Supplied records -
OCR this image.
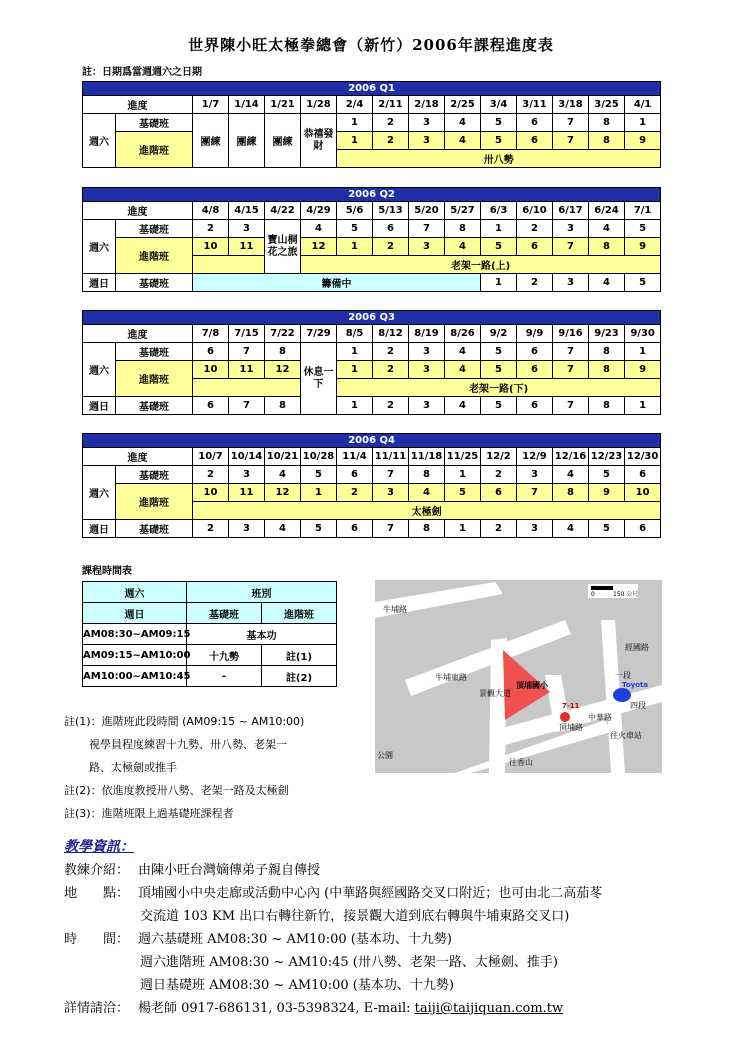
世界陳小旺太極拳總會（新竹）2006年課程進度表
註：日期爲當週週六之日期
2006 Q1														
進度		1/7	1/14	1/21	1/28	2/4	2/11	2/18	2/25	3/4	3/11	3/18	3/25	4/1
週六	基礎班	團練	團練	團練	恭禧發財	1	2	3	4	5	6	7	8	1
	進階班					1	2	3	4	5	6	7	8	9
						卅八勢								
2006 Q2														
進度		4/8	4/15	4/22	4/29	5/6	5/13	5/20	5/27	6/3	6/10	6/17	6/24	7/1
週六	基礎班	2	3	寶山桐花之旅	4	5	6	7	8	1	2	3	4	5
	進階班	10	11		12	1	2	3	4	5	6	7	8	9
					老架一路(上)									
週日	基礎班	籌備中								1	2	3	4	5
2006 Q3														
進度		7/8	7/15	7/22	7/29	8/5	8/12	8/19	8/26	9/2	9/9	9/16	9/23	9/30
週六	基礎班	6	7	8	休息一下	1	2	3	4	5	6	7	8	1
	進階班	10	11	12		1	2	3	4	5	6	7	8	9
						老架一路(下)								
週日	基礎班	6	7	8		1	2	3	4	5	6	7	8	1
2006 Q4														
進度		10/7	10/14	10/21	10/28	11/4	11/11	11/18	11/25	12/2	12/9	12/16	12/23	12/30
週六	基礎班	2	3	4	5	6	7	8	1	2	3	4	5	6
	進階班	10	11	12	1	2	3	4	5	6	7	8	9	10
		太極劍												
週日	基礎班	2	3	4	5	6	7	8	1	2	3	4	5	6
課程時間表
週六	班別	
週日	基礎班	進階班
AM08:30~AM09:15	基本功	
AM09:15~AM10:00	十九勢	註(1)
AM10:00~AM10:45	-	註(2)
註(1)：進階班此段時間 (AM09:15 ~ AM10:00)
視學員程度練習十九勢、卅八勢、老架一
路、太極劍或推手
註(2)：依進度教授卅八勢、老架一路及太極劍
註(3)：進階班限上過基礎班課程者
頂埔國小
7-11
Toyota
0	150 公尺
牛埔路
牛埔東路
景觀大道
經國路
中華路
頂埔路
一段
四段
往火車站
往香山
公園
教學資訊：
教練介紹： 由陳小旺台灣嫡傳弟子親自傳授
地　　點： 頂埔國小中央走廊或活動中心內 (中華路與經國路交叉口附近；也可由北二高茄苳
交流道 103 KM 出口右轉往新竹，接景觀大道到底右轉與牛埔東路交叉口)
時　　間： 週六基礎班 AM08:30 ~ AM10:00 (基本功、十九勢)
週六進階班 AM08:30 ~ AM10:45 (卅八勢、老架一路、太極劍、推手)
週日基礎班 AM08:30 ~ AM10:00 (基本功、十九勢)
詳情請洽： 楊老師 0917-686131, 03-5398324, E-mail: taiji@taijiquan.com.tw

What is being asked - Transcribe the records above verbatim. Do not carry over any picture.

Answer for the task -
OCR this image.
世界陳小旺太極拳總會（新竹）2006年課程進度表
註：日期爲當週週六之日期
2006 Q1														
進度		1/7	1/14	1/21	1/28	2/4	2/11	2/18	2/25	3/4	3/11	3/18	3/25	4/1
週六	基礎班	團練	團練	團練	恭禧發財	1	2	3	4	5	6	7	8	1
	進階班					1	2	3	4	5	6	7	8	9
						卅八勢								
2006 Q2														
進度		4/8	4/15	4/22	4/29	5/6	5/13	5/20	5/27	6/3	6/10	6/17	6/24	7/1
週六	基礎班	2	3	寶山桐花之旅	4	5	6	7	8	1	2	3	4	5
	進階班	10	11		12	1	2	3	4	5	6	7	8	9
					老架一路(上)									
週日	基礎班	籌備中								1	2	3	4	5
2006 Q3														
進度		7/8	7/15	7/22	7/29	8/5	8/12	8/19	8/26	9/2	9/9	9/16	9/23	9/30
週六	基礎班	6	7	8	休息一下	1	2	3	4	5	6	7	8	1
	進階班	10	11	12		1	2	3	4	5	6	7	8	9
						老架一路(下)								
週日	基礎班	6	7	8		1	2	3	4	5	6	7	8	1
2006 Q4														
進度		10/7	10/14	10/21	10/28	11/4	11/11	11/18	11/25	12/2	12/9	12/16	12/23	12/30
週六	基礎班	2	3	4	5	6	7	8	1	2	3	4	5	6
	進階班	10	11	12	1	2	3	4	5	6	7	8	9	10
		太極劍												
週日	基礎班	2	3	4	5	6	7	8	1	2	3	4	5	6
課程時間表
週六	班別	
週日	基礎班	進階班
AM08:30~AM09:15	基本功	
AM09:15~AM10:00	十九勢	註(1)
AM10:00~AM10:45	-	註(2)
註(1)：進階班此段時間 (AM09:15 ~ AM10:00)
視學員程度練習十九勢、卅八勢、老架一
路、太極劍或推手
註(2)：依進度教授卅八勢、老架一路及太極劍
註(3)：進階班限上過基礎班課程者
頂埔國小
7-11
Toyota
0	150 公尺
牛埔路
牛埔東路
景觀大道
經國路
中華路
頂埔路
一段
四段
往火車站
往香山
公園
教學資訊：
教練介紹： 由陳小旺台灣嫡傳弟子親自傳授
地　　點： 頂埔國小中央走廊或活動中心內 (中華路與經國路交叉口附近；也可由北二高茄苳
交流道 103 KM 出口右轉往新竹，接景觀大道到底右轉與牛埔東路交叉口)
時　　間： 週六基礎班 AM08:30 ~ AM10:00 (基本功、十九勢)
週六進階班 AM08:30 ~ AM10:45 (卅八勢、老架一路、太極劍、推手)
週日基礎班 AM08:30 ~ AM10:00 (基本功、十九勢)
詳情請洽： 楊老師 0917-686131, 03-5398324, E-mail: taiji@taijiquan.com.tw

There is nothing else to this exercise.